_BRIEF:_ From the listing below, count the lines where the string "series" occurs. Give the number, with no other words.

_DATASET CONTENT:_
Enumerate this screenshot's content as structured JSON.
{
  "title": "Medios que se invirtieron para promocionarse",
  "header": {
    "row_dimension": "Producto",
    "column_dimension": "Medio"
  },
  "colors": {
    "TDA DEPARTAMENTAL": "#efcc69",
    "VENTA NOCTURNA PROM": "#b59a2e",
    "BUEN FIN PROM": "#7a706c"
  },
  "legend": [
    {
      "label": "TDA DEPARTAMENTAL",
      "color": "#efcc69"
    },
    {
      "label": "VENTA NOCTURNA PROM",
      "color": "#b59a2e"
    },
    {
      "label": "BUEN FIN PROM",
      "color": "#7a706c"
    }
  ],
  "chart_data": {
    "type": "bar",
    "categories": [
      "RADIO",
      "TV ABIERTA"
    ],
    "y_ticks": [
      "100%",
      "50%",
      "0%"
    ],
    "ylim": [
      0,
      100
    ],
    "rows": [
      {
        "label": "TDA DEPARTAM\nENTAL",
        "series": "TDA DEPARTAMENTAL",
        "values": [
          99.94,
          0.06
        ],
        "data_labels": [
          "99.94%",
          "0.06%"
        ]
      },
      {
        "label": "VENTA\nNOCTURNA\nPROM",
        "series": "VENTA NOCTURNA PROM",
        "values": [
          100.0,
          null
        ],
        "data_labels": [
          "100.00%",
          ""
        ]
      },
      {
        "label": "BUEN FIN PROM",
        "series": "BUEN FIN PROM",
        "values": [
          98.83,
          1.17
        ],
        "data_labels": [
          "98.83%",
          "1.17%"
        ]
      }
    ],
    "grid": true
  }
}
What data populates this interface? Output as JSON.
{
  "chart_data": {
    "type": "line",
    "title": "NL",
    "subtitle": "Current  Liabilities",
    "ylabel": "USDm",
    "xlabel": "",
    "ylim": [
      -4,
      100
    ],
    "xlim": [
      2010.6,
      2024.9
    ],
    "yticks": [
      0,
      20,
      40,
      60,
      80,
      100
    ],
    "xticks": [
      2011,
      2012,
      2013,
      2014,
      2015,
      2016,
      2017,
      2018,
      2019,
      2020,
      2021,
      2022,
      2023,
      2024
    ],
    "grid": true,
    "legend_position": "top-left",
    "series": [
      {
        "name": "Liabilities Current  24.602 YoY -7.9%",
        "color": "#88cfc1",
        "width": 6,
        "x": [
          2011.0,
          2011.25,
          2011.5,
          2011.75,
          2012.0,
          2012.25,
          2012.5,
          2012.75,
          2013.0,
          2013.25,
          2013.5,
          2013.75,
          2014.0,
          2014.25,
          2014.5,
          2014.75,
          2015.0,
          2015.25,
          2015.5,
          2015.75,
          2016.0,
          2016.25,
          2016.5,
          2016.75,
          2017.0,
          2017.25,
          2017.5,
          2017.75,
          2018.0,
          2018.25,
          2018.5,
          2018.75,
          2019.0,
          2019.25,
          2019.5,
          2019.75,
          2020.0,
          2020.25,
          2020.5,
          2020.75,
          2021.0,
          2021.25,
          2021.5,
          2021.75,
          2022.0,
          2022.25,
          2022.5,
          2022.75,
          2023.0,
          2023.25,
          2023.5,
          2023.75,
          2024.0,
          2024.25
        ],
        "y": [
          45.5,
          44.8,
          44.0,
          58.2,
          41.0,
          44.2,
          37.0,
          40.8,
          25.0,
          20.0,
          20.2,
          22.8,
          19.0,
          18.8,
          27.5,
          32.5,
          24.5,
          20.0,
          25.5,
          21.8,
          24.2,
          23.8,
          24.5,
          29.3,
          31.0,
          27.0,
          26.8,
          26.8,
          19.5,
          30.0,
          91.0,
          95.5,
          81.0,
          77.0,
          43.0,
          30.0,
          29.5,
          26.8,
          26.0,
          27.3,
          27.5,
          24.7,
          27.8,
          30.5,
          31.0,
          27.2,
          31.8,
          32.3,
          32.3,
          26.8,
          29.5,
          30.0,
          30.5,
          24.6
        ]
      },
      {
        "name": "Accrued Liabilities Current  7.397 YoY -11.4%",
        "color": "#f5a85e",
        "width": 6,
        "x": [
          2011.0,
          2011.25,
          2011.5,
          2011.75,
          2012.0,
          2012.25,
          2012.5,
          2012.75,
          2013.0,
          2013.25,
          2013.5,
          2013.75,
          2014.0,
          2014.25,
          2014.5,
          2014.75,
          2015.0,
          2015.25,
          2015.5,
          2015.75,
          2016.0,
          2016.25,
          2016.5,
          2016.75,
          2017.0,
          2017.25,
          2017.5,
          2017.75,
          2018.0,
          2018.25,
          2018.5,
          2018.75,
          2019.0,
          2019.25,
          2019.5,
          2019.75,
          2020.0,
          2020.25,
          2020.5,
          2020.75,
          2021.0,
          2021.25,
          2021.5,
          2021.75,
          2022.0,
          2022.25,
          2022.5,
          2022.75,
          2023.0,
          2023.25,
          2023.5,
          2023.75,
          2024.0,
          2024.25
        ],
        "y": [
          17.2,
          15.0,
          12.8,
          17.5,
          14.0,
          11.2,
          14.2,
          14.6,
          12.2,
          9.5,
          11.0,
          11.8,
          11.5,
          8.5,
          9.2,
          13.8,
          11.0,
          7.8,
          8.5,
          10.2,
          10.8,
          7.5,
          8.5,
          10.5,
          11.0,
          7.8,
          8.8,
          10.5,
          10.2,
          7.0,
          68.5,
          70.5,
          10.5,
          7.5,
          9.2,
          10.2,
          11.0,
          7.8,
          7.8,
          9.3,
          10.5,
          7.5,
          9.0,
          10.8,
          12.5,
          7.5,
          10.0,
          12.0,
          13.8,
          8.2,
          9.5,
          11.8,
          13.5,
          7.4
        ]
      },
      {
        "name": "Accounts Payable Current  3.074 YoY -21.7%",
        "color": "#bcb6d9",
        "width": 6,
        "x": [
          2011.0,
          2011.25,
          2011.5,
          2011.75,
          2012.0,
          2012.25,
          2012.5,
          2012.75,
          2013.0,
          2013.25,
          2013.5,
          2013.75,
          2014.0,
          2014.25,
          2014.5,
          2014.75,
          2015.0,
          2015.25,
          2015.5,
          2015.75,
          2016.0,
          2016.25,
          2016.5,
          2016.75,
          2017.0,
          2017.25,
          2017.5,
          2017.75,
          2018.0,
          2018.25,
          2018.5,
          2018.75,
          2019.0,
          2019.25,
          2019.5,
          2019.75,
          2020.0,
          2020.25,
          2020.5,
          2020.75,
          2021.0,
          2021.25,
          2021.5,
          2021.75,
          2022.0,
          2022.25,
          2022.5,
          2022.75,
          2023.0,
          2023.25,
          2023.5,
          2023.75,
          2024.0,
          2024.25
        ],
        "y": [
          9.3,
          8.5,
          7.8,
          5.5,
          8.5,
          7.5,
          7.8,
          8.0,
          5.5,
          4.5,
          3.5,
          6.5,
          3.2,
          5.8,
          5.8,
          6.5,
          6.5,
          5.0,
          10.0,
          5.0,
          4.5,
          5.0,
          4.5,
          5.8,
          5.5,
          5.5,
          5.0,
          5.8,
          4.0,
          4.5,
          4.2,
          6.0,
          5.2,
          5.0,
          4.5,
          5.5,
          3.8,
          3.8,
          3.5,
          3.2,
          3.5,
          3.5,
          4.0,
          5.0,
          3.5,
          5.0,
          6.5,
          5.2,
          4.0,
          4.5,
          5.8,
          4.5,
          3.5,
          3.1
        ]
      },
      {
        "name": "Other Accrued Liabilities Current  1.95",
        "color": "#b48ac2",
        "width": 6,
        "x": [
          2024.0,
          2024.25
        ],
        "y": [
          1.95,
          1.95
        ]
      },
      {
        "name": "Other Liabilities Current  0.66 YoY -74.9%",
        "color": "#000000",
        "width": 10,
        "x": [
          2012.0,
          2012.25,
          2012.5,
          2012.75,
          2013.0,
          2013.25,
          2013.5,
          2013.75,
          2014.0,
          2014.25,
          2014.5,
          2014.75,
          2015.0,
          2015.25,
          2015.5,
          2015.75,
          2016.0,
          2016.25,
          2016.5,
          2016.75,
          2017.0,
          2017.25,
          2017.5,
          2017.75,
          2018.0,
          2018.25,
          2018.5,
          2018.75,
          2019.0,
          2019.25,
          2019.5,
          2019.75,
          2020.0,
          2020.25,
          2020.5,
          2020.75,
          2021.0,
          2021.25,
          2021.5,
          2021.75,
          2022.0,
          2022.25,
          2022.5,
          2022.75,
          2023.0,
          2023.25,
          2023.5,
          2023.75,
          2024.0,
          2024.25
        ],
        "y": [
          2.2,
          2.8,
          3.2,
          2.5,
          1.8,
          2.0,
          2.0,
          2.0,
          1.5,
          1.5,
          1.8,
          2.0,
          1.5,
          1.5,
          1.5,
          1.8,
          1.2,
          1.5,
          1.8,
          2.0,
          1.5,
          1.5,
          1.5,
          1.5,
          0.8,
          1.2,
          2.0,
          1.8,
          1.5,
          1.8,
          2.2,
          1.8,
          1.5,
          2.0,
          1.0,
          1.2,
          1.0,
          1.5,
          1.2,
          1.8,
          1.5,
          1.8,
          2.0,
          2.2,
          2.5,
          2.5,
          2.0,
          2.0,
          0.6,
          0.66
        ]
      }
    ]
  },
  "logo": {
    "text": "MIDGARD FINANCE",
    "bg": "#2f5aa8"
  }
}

_EXERCISE RESULT:_ 4